### Stored records

++++++++++++++++++++

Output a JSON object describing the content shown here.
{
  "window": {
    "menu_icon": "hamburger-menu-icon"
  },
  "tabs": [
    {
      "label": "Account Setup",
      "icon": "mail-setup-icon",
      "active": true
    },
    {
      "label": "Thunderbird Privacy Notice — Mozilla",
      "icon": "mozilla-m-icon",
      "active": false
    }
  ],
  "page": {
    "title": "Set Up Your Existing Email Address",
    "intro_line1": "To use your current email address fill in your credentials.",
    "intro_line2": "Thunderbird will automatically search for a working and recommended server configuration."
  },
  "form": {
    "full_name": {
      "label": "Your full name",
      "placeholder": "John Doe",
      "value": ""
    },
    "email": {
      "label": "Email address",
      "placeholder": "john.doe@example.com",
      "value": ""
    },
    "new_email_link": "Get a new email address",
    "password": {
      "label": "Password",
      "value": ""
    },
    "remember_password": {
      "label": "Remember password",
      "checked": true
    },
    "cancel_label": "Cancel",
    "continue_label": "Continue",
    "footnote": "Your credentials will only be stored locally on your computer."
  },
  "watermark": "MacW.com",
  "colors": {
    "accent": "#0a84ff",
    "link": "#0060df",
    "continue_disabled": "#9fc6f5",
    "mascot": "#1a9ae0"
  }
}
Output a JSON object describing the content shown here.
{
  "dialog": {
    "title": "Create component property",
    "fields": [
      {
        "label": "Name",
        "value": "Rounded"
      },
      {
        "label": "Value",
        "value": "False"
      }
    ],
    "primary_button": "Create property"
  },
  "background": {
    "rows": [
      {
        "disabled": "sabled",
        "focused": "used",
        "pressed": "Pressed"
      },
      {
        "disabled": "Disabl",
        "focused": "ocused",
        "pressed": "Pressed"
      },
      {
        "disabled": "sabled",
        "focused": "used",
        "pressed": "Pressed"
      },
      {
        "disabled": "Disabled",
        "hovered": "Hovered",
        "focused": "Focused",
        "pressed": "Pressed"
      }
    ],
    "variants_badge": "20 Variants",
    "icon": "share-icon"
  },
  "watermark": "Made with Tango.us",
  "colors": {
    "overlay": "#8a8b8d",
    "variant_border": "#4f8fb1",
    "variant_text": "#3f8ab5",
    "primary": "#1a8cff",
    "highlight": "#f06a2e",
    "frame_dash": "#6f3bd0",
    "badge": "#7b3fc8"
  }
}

++++++++++++++++++++

### STATED PROBLEM
Copy each line of the data above without altering a single character.

### COMPLETE ANSWER
Output a JSON object describing the content shown here.
{
  "window": {
    "menu_icon": "hamburger-menu-icon"
  },
  "tabs": [
    {
      "label": "Account Setup",
      "icon": "mail-setup-icon",
      "active": true
    },
    {
      "label": "Thunderbird Privacy Notice — Mozilla",
      "icon": "mozilla-m-icon",
      "active": false
    }
  ],
  "page": {
    "title": "Set Up Your Existing Email Address",
    "intro_line1": "To use your current email address fill in your credentials.",
    "intro_line2": "Thunderbird will automatically search for a working and recommended server configuration."
  },
  "form": {
    "full_name": {
      "label": "Your full name",
      "placeholder": "John Doe",
      "value": ""
    },
    "email": {
      "label": "Email address",
      "placeholder": "john.doe@example.com",
      "value": ""
    },
    "new_email_link": "Get a new email address",
    "password": {
      "label": "Password",
      "value": ""
    },
    "remember_password": {
      "label": "Remember password",
      "checked": true
    },
    "cancel_label": "Cancel",
    "continue_label": "Continue",
    "footnote": "Your credentials will only be stored locally on your computer."
  },
  "watermark": "MacW.com",
  "colors": {
    "accent": "#0a84ff",
    "link": "#0060df",
    "continue_disabled": "#9fc6f5",
    "mascot": "#1a9ae0"
  }
}
Output a JSON object describing the content shown here.
{
  "dialog": {
    "title": "Create component property",
    "fields": [
      {
        "label": "Name",
        "value": "Rounded"
      },
      {
        "label": "Value",
        "value": "False"
      }
    ],
    "primary_button": "Create property"
  },
  "background": {
    "rows": [
      {
        "disabled": "sabled",
        "focused": "used",
        "pressed": "Pressed"
      },
      {
        "disabled": "Disabl",
        "focused": "ocused",
        "pressed": "Pressed"
      },
      {
        "disabled": "sabled",
        "focused": "used",
        "pressed": "Pressed"
      },
      {
        "disabled": "Disabled",
        "hovered": "Hovered",
        "focused": "Focused",
        "pressed": "Pressed"
      }
    ],
    "variants_badge": "20 Variants",
    "icon": "share-icon"
  },
  "watermark": "Made with Tango.us",
  "colors": {
    "overlay": "#8a8b8d",
    "variant_border": "#4f8fb1",
    "variant_text": "#3f8ab5",
    "primary": "#1a8cff",
    "highlight": "#f06a2e",
    "frame_dash": "#6f3bd0",
    "badge": "#7b3fc8"
  }
}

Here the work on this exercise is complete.